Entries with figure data
---+---

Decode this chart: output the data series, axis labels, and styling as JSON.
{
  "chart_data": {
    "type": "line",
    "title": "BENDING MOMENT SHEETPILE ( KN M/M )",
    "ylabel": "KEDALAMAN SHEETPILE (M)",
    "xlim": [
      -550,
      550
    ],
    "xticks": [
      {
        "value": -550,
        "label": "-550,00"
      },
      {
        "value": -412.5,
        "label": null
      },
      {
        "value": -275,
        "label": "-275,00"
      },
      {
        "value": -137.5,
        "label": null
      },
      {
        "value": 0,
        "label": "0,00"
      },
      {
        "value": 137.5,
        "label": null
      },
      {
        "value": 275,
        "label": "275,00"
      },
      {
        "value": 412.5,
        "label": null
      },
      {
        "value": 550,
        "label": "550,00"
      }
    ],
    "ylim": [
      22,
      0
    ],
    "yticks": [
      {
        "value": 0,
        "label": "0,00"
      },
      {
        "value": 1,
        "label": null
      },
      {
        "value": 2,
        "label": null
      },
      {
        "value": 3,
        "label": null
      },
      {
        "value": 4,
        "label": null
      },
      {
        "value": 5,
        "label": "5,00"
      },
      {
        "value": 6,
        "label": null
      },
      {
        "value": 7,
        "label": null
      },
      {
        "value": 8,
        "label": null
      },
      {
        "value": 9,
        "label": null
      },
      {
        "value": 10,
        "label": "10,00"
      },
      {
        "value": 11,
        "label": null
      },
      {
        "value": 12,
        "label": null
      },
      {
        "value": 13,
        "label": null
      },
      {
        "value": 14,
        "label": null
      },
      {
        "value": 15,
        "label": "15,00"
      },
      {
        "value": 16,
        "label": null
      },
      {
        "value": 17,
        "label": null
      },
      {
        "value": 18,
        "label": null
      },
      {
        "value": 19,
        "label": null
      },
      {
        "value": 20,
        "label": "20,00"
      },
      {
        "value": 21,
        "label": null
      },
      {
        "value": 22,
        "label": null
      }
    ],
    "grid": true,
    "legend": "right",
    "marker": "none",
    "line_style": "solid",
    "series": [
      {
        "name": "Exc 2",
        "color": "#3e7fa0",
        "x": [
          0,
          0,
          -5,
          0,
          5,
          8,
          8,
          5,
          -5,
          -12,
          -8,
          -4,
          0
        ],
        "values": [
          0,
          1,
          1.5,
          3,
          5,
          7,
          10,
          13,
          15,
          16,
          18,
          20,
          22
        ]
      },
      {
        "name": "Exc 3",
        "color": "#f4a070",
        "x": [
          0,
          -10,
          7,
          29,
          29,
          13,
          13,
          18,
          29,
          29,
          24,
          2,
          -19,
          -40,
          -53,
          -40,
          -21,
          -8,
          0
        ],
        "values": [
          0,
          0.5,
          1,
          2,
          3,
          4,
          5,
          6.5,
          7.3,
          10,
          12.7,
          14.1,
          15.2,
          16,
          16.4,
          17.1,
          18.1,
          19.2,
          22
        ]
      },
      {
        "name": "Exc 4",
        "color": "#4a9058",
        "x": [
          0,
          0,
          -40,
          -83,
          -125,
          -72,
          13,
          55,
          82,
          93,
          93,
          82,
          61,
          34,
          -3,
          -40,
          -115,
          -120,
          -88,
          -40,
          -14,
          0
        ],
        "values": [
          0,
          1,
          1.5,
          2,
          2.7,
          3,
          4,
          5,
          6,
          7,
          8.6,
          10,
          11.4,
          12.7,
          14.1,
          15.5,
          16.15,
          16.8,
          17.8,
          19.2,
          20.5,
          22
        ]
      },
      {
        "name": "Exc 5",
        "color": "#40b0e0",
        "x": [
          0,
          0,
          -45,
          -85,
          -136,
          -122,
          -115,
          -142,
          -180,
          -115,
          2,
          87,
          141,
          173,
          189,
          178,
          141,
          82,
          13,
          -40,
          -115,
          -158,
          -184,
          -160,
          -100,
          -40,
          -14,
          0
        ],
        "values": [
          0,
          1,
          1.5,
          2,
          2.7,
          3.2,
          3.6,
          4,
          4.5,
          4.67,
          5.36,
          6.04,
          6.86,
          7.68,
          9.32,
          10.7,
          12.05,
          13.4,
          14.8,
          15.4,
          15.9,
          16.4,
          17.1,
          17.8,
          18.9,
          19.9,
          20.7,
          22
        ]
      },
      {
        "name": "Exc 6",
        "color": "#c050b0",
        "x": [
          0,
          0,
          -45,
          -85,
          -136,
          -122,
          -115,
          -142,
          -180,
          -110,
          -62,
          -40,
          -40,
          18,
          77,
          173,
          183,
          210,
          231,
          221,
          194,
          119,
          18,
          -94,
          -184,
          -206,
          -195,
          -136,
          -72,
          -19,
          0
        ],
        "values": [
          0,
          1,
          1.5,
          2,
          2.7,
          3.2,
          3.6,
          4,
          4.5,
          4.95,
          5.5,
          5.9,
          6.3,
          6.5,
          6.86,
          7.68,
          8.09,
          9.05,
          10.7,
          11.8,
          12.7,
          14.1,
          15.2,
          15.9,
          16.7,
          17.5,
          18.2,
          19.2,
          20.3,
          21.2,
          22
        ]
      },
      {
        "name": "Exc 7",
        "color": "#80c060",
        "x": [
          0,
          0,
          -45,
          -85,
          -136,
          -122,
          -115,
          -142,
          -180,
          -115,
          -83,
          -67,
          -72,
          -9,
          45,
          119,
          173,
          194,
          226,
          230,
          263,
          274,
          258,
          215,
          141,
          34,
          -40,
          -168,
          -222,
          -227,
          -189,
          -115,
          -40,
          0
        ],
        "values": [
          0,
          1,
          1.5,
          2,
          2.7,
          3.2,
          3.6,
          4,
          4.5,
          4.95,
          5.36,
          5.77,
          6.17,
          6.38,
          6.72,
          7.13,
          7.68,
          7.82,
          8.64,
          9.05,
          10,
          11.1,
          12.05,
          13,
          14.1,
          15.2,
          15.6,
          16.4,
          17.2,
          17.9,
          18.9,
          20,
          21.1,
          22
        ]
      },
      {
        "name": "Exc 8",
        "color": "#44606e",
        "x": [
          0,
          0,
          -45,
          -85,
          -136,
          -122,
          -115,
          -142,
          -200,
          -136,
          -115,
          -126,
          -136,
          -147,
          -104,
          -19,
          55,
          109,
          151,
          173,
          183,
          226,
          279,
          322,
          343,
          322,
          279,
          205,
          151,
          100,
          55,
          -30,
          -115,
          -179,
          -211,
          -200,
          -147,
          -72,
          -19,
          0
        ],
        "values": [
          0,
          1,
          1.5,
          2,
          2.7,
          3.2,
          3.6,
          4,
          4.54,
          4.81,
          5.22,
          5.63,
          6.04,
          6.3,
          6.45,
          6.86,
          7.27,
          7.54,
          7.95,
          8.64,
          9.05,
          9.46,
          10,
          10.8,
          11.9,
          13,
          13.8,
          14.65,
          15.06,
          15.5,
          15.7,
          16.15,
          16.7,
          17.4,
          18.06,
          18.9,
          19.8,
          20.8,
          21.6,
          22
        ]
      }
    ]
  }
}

---+---

### Short task
Pull out each record as written and restate it exactly.

### Exercise response
Decode this chart: output the data series, axis labels, and styling as JSON.
{
  "chart_data": {
    "type": "line",
    "title": "BENDING MOMENT SHEETPILE ( KN M/M )",
    "ylabel": "KEDALAMAN SHEETPILE (M)",
    "xlim": [
      -550,
      550
    ],
    "xticks": [
      {
        "value": -550,
        "label": "-550,00"
      },
      {
        "value": -412.5,
        "label": null
      },
      {
        "value": -275,
        "label": "-275,00"
      },
      {
        "value": -137.5,
        "label": null
      },
      {
        "value": 0,
        "label": "0,00"
      },
      {
        "value": 137.5,
        "label": null
      },
      {
        "value": 275,
        "label": "275,00"
      },
      {
        "value": 412.5,
        "label": null
      },
      {
        "value": 550,
        "label": "550,00"
      }
    ],
    "ylim": [
      22,
      0
    ],
    "yticks": [
      {
        "value": 0,
        "label": "0,00"
      },
      {
        "value": 1,
        "label": null
      },
      {
        "value": 2,
        "label": null
      },
      {
        "value": 3,
        "label": null
      },
      {
        "value": 4,
        "label": null
      },
      {
        "value": 5,
        "label": "5,00"
      },
      {
        "value": 6,
        "label": null
      },
      {
        "value": 7,
        "label": null
      },
      {
        "value": 8,
        "label": null
      },
      {
        "value": 9,
        "label": null
      },
      {
        "value": 10,
        "label": "10,00"
      },
      {
        "value": 11,
        "label": null
      },
      {
        "value": 12,
        "label": null
      },
      {
        "value": 13,
        "label": null
      },
      {
        "value": 14,
        "label": null
      },
      {
        "value": 15,
        "label": "15,00"
      },
      {
        "value": 16,
        "label": null
      },
      {
        "value": 17,
        "label": null
      },
      {
        "value": 18,
        "label": null
      },
      {
        "value": 19,
        "label": null
      },
      {
        "value": 20,
        "label": "20,00"
      },
      {
        "value": 21,
        "label": null
      },
      {
        "value": 22,
        "label": null
      }
    ],
    "grid": true,
    "legend": "right",
    "marker": "none",
    "line_style": "solid",
    "series": [
      {
        "name": "Exc 2",
        "color": "#3e7fa0",
        "x": [
          0,
          0,
          -5,
          0,
          5,
          8,
          8,
          5,
          -5,
          -12,
          -8,
          -4,
          0
        ],
        "values": [
          0,
          1,
          1.5,
          3,
          5,
          7,
          10,
          13,
          15,
          16,
          18,
          20,
          22
        ]
      },
      {
        "name": "Exc 3",
        "color": "#f4a070",
        "x": [
          0,
          -10,
          7,
          29,
          29,
          13,
          13,
          18,
          29,
          29,
          24,
          2,
          -19,
          -40,
          -53,
          -40,
          -21,
          -8,
          0
        ],
        "values": [
          0,
          0.5,
          1,
          2,
          3,
          4,
          5,
          6.5,
          7.3,
          10,
          12.7,
          14.1,
          15.2,
          16,
          16.4,
          17.1,
          18.1,
          19.2,
          22
        ]
      },
      {
        "name": "Exc 4",
        "color": "#4a9058",
        "x": [
          0,
          0,
          -40,
          -83,
          -125,
          -72,
          13,
          55,
          82,
          93,
          93,
          82,
          61,
          34,
          -3,
          -40,
          -115,
          -120,
          -88,
          -40,
          -14,
          0
        ],
        "values": [
          0,
          1,
          1.5,
          2,
          2.7,
          3,
          4,
          5,
          6,
          7,
          8.6,
          10,
          11.4,
          12.7,
          14.1,
          15.5,
          16.15,
          16.8,
          17.8,
          19.2,
          20.5,
          22
        ]
      },
      {
        "name": "Exc 5",
        "color": "#40b0e0",
        "x": [
          0,
          0,
          -45,
          -85,
          -136,
          -122,
          -115,
          -142,
          -180,
          -115,
          2,
          87,
          141,
          173,
          189,
          178,
          141,
          82,
          13,
          -40,
          -115,
          -158,
          -184,
          -160,
          -100,
          -40,
          -14,
          0
        ],
        "values": [
          0,
          1,
          1.5,
          2,
          2.7,
          3.2,
          3.6,
          4,
          4.5,
          4.67,
          5.36,
          6.04,
          6.86,
          7.68,
          9.32,
          10.7,
          12.05,
          13.4,
          14.8,
          15.4,
          15.9,
          16.4,
          17.1,
          17.8,
          18.9,
          19.9,
          20.7,
          22
        ]
      },
      {
        "name": "Exc 6",
        "color": "#c050b0",
        "x": [
          0,
          0,
          -45,
          -85,
          -136,
          -122,
          -115,
          -142,
          -180,
          -110,
          -62,
          -40,
          -40,
          18,
          77,
          173,
          183,
          210,
          231,
          221,
          194,
          119,
          18,
          -94,
          -184,
          -206,
          -195,
          -136,
          -72,
          -19,
          0
        ],
        "values": [
          0,
          1,
          1.5,
          2,
          2.7,
          3.2,
          3.6,
          4,
          4.5,
          4.95,
          5.5,
          5.9,
          6.3,
          6.5,
          6.86,
          7.68,
          8.09,
          9.05,
          10.7,
          11.8,
          12.7,
          14.1,
          15.2,
          15.9,
          16.7,
          17.5,
          18.2,
          19.2,
          20.3,
          21.2,
          22
        ]
      },
      {
        "name": "Exc 7",
        "color": "#80c060",
        "x": [
          0,
          0,
          -45,
          -85,
          -136,
          -122,
          -115,
          -142,
          -180,
          -115,
          -83,
          -67,
          -72,
          -9,
          45,
          119,
          173,
          194,
          226,
          230,
          263,
          274,
          258,
          215,
          141,
          34,
          -40,
          -168,
          -222,
          -227,
          -189,
          -115,
          -40,
          0
        ],
        "values": [
          0,
          1,
          1.5,
          2,
          2.7,
          3.2,
          3.6,
          4,
          4.5,
          4.95,
          5.36,
          5.77,
          6.17,
          6.38,
          6.72,
          7.13,
          7.68,
          7.82,
          8.64,
          9.05,
          10,
          11.1,
          12.05,
          13,
          14.1,
          15.2,
          15.6,
          16.4,
          17.2,
          17.9,
          18.9,
          20,
          21.1,
          22
        ]
      },
      {
        "name": "Exc 8",
        "color": "#44606e",
        "x": [
          0,
          0,
          -45,
          -85,
          -136,
          -122,
          -115,
          -142,
          -200,
          -136,
          -115,
          -126,
          -136,
          -147,
          -104,
          -19,
          55,
          109,
          151,
          173,
          183,
          226,
          279,
          322,
          343,
          322,
          279,
          205,
          151,
          100,
          55,
          -30,
          -115,
          -179,
          -211,
          -200,
          -147,
          -72,
          -19,
          0
        ],
        "values": [
          0,
          1,
          1.5,
          2,
          2.7,
          3.2,
          3.6,
          4,
          4.54,
          4.81,
          5.22,
          5.63,
          6.04,
          6.3,
          6.45,
          6.86,
          7.27,
          7.54,
          7.95,
          8.64,
          9.05,
          9.46,
          10,
          10.8,
          11.9,
          13,
          13.8,
          14.65,
          15.06,
          15.5,
          15.7,
          16.15,
          16.7,
          17.4,
          18.06,
          18.9,
          19.8,
          20.8,
          21.6,
          22
        ]
      }
    ]
  }
}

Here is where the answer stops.